__TASK TO COMPLETE__:
In the data below, locate each line with the word "name" and list it.

__DATASET RECORDS__:
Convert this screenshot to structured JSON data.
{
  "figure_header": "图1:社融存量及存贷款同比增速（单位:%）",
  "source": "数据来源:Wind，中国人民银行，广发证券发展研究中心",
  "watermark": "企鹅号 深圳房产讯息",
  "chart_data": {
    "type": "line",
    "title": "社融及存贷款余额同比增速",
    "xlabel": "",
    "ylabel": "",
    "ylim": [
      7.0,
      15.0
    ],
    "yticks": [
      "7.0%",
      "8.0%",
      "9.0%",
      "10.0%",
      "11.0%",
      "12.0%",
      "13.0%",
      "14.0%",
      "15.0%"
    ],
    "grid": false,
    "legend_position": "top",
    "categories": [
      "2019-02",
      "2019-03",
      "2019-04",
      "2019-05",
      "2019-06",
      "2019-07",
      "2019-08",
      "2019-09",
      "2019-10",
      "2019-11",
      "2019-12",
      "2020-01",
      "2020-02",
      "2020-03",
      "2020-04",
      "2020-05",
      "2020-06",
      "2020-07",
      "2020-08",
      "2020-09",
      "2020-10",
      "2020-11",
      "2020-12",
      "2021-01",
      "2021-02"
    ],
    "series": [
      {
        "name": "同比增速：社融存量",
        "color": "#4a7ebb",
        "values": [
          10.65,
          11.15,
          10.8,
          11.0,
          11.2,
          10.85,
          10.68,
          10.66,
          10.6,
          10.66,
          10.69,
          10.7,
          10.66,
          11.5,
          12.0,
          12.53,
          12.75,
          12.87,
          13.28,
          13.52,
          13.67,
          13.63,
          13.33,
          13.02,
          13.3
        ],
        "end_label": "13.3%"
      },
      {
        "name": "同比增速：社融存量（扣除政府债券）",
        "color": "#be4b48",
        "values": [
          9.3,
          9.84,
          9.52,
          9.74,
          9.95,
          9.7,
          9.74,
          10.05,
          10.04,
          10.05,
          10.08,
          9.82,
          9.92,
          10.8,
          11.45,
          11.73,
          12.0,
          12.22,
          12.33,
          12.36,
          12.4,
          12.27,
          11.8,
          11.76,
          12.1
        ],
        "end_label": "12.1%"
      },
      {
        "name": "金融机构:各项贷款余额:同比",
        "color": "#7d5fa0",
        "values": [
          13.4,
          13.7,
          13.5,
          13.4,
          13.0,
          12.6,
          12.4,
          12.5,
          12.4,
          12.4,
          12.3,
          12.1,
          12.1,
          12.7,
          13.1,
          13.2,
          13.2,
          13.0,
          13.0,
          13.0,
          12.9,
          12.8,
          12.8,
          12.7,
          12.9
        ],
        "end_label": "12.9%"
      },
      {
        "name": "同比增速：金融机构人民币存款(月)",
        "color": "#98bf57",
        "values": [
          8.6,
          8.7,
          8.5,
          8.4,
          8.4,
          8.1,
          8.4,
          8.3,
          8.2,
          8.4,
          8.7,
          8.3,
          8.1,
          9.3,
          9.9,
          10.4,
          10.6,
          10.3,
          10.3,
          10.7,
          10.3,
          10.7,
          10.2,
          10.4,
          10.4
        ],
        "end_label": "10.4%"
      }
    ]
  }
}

__RESULT OF THE EXERCISE__:
        "name": "同比增速：社融存量",
        "name": "同比增速：社融存量（扣除政府债券）",
        "name": "金融机构:各项贷款余额:同比",
        "name": "同比增速：金融机构人民币存款(月)",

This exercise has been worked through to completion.